WHAT IS NEEDED>
Reproduce the listing below line for line, without changing a character.

::: INPUT DATA

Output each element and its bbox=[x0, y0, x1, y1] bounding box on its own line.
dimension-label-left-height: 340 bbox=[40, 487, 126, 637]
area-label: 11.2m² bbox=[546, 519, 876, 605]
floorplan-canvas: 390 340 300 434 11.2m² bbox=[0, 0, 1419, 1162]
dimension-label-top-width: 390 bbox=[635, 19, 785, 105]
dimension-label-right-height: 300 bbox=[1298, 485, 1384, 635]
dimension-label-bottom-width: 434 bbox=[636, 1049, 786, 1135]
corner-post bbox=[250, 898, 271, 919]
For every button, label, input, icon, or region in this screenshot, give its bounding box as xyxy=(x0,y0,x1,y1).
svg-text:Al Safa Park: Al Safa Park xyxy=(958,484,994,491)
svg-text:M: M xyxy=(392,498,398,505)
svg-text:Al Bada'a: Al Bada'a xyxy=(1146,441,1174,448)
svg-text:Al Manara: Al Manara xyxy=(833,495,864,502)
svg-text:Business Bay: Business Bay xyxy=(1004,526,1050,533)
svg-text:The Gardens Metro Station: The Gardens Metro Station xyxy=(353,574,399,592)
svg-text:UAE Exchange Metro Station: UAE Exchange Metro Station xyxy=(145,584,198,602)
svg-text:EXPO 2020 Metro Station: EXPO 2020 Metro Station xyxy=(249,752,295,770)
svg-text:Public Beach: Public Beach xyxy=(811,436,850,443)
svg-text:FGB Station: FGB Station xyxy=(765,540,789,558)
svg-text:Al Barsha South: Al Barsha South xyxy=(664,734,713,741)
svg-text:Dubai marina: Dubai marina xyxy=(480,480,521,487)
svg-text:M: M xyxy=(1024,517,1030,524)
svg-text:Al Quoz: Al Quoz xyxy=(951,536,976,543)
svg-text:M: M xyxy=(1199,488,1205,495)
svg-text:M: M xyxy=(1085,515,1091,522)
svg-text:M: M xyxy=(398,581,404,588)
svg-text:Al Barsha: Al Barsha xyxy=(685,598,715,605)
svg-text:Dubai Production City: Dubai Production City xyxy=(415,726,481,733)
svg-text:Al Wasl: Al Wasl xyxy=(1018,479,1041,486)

::::::

WORKED SOLUTION>
Output each element and its bbox=[x0, y0, x1, y1] bounding box on its own line.
dimension-label-left-height: 340 bbox=[40, 487, 126, 637]
area-label: 11.2m² bbox=[546, 519, 876, 605]
floorplan-canvas: 390 340 300 434 11.2m² bbox=[0, 0, 1419, 1162]
dimension-label-top-width: 390 bbox=[635, 19, 785, 105]
dimension-label-right-height: 300 bbox=[1298, 485, 1384, 635]
dimension-label-bottom-width: 434 bbox=[636, 1049, 786, 1135]
corner-post bbox=[250, 898, 271, 919]
For every button, label, input, icon, or region in this screenshot, give its bounding box as xyxy=(x0,y0,x1,y1).
svg-text:Al Safa Park: Al Safa Park xyxy=(958,484,994,491)
svg-text:M: M xyxy=(392,498,398,505)
svg-text:Al Bada'a: Al Bada'a xyxy=(1146,441,1174,448)
svg-text:Al Manara: Al Manara xyxy=(833,495,864,502)
svg-text:Business Bay: Business Bay xyxy=(1004,526,1050,533)
svg-text:The Gardens Metro Station: The Gardens Metro Station xyxy=(353,574,399,592)
svg-text:UAE Exchange Metro Station: UAE Exchange Metro Station xyxy=(145,584,198,602)
svg-text:EXPO 2020 Metro Station: EXPO 2020 Metro Station xyxy=(249,752,295,770)
svg-text:Public Beach: Public Beach xyxy=(811,436,850,443)
svg-text:FGB Station: FGB Station xyxy=(765,540,789,558)
svg-text:Al Barsha South: Al Barsha South xyxy=(664,734,713,741)
svg-text:Dubai marina: Dubai marina xyxy=(480,480,521,487)
svg-text:M: M xyxy=(1024,517,1030,524)
svg-text:Al Quoz: Al Quoz xyxy=(951,536,976,543)
svg-text:M: M xyxy=(1199,488,1205,495)
svg-text:M: M xyxy=(1085,515,1091,522)
svg-text:M: M xyxy=(398,581,404,588)
svg-text:Al Barsha: Al Barsha xyxy=(685,598,715,605)
svg-text:Dubai Production City: Dubai Production City xyxy=(415,726,481,733)
svg-text:Al Wasl: Al Wasl xyxy=(1018,479,1041,486)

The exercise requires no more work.